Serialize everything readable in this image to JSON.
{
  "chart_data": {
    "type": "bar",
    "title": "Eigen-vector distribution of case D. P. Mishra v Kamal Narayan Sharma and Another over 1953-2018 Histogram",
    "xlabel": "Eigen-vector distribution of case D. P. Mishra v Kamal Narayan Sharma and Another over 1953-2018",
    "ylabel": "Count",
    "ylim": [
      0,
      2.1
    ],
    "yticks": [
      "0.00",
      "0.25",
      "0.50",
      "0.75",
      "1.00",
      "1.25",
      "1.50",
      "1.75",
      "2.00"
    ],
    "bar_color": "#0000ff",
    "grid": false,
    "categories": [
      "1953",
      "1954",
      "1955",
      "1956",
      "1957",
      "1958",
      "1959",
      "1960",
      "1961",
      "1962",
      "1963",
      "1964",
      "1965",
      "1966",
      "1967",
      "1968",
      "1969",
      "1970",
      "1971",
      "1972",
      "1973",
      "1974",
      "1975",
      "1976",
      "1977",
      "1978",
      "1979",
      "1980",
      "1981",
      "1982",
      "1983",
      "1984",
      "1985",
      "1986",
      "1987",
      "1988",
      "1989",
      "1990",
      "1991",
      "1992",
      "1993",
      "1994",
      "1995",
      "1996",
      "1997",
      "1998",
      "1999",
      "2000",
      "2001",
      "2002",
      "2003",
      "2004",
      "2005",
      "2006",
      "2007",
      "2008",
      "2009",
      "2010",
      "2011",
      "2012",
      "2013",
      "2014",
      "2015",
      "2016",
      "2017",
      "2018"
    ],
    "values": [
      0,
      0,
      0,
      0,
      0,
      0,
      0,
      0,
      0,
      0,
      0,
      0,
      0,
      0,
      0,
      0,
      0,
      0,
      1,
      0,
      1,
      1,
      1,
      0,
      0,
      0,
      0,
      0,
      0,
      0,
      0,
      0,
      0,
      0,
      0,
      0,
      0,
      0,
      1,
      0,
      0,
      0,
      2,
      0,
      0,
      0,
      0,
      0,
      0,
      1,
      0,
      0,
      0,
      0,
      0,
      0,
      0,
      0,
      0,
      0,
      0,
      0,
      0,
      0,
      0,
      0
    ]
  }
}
*****
● **The problem**
Look over the listing above. Pick out and copy every line that includes "distribution".

● **The output**
    "title": "Eigen-vector distribution of case D. P. Mishra v Kamal Narayan Sharma and Another over 1953-2018 Histogram",
    "xlabel": "Eigen-vector distribution of case D. P. Mishra v Kamal Narayan Sharma and Another over 1953-2018",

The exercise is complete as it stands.